→ GIVEN TASK
Omit the pictures, please, and give each record below again exactly.
+---+
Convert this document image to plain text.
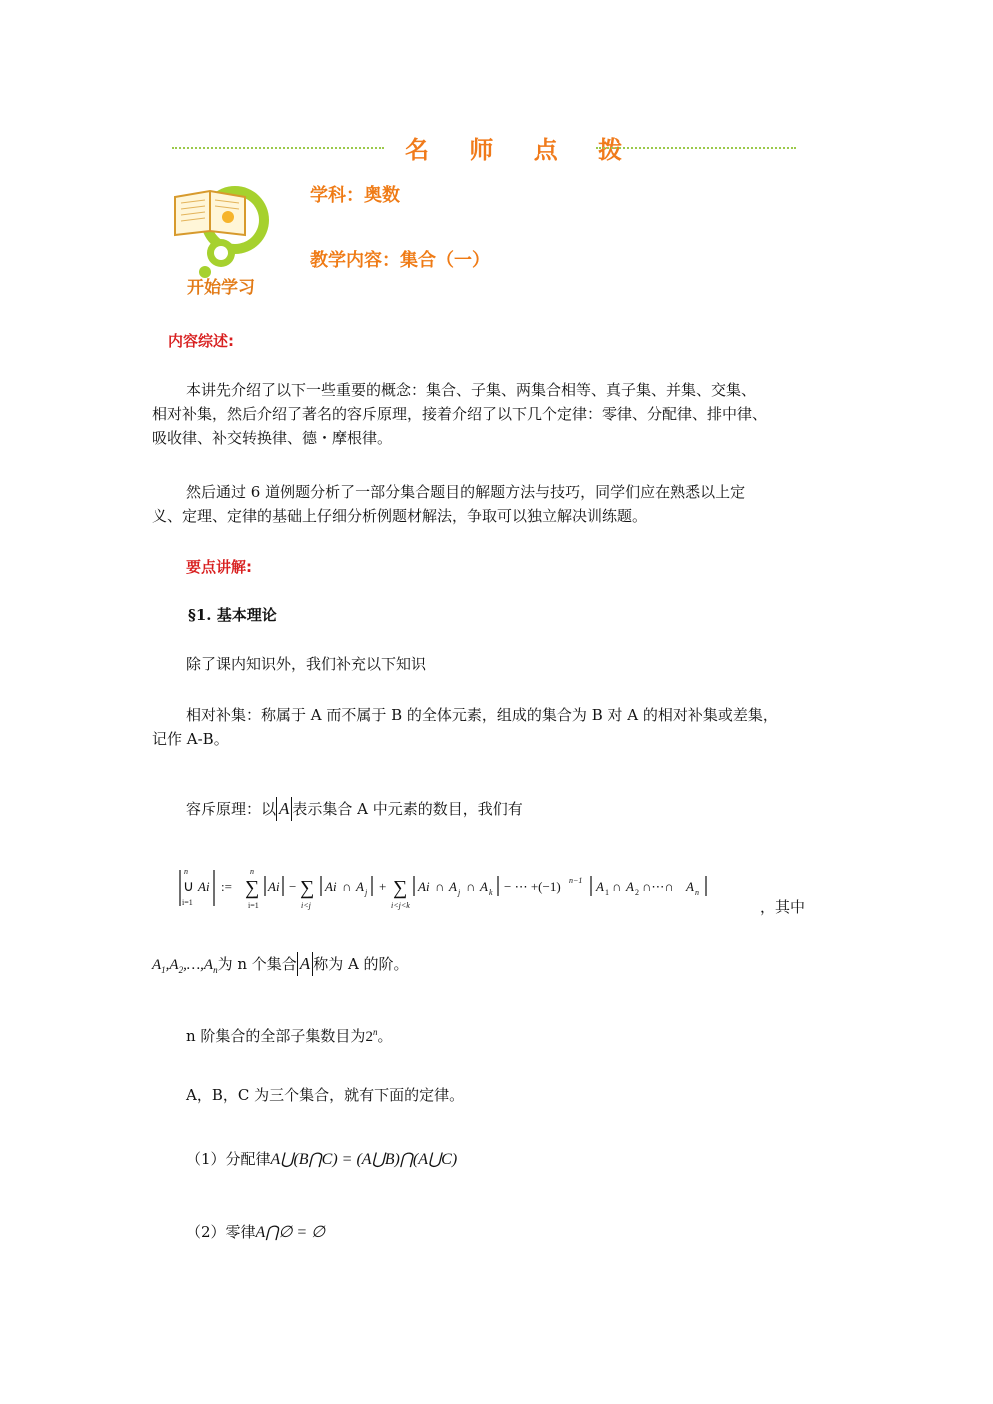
名 师 点 拨
开始学习
学科：奥数
教学内容：集合（一）
内容综述:
本讲先介绍了以下一些重要的概念：集合、子集、两集合相等、真子集、并集、交集、
相对补集，然后介绍了著名的容斥原理，接着介绍了以下几个定律：零律、分配律、排中律、
吸收律、补交转换律、德・摩根律。
然后通过 6 道例题分析了一部分集合题目的解题方法与技巧，同学们应在熟悉以上定
义、定理、定律的基础上仔细分析例题材解法，争取可以独立解决训练题。
要点讲解:
§1. 基本理论
除了课内知识外，我们补充以下知识
相对补集：称属于 A 而不属于 B 的全体元素，组成的集合为 B 对 A 的相对补集或差集，
记作 A-B。
容斥原理：以 A 表示集合 A 中元素的数目，我们有
n
∪
i=1
Ai :=
n
∑
i=1
Ai − ∑
i<j
Ai ∩ A j + ∑
i<j<k
Ai ∩ A j ∩ A k − ⋯ +(−1) n−1 A 1 ∩ A 2 ∩⋯∩ A n
，其中
$A_1,A_2,\dots,A_n$为 n 个集合 A 称为 A 的阶。
n 阶集合的全部子集数目为2$^n$。
A，B，C 为三个集合，就有下面的定律。
（1）分配律A⋃(B⋂C) = (A⋃B)⋂(A⋃C)
（2）零律A⋂∅ = ∅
+---+
→ RESULT OF THIS TASK
Convert this document image to plain text.
名 师 点 拨
开始学习
学科：奥数
教学内容：集合（一）
内容综述:
本讲先介绍了以下一些重要的概念：集合、子集、两集合相等、真子集、并集、交集、
相对补集，然后介绍了著名的容斥原理，接着介绍了以下几个定律：零律、分配律、排中律、
吸收律、补交转换律、德・摩根律。
然后通过 6 道例题分析了一部分集合题目的解题方法与技巧，同学们应在熟悉以上定
义、定理、定律的基础上仔细分析例题材解法，争取可以独立解决训练题。
要点讲解:
§1. 基本理论
除了课内知识外，我们补充以下知识
相对补集：称属于 A 而不属于 B 的全体元素，组成的集合为 B 对 A 的相对补集或差集，
记作 A-B。
容斥原理：以 A 表示集合 A 中元素的数目，我们有
n
∪
i=1
Ai :=
n
∑
i=1
Ai − ∑
i<j
Ai ∩ A j + ∑
i<j<k
Ai ∩ A j ∩ A k − ⋯ +(−1) n−1 A 1 ∩ A 2 ∩⋯∩ A n
，其中
$A_1,A_2,\dots,A_n$为 n 个集合 A 称为 A 的阶。
n 阶集合的全部子集数目为2$^n$。
A，B，C 为三个集合，就有下面的定律。
（1）分配律A⋃(B⋂C) = (A⋃B)⋂(A⋃C)
（2）零律A⋂∅ = ∅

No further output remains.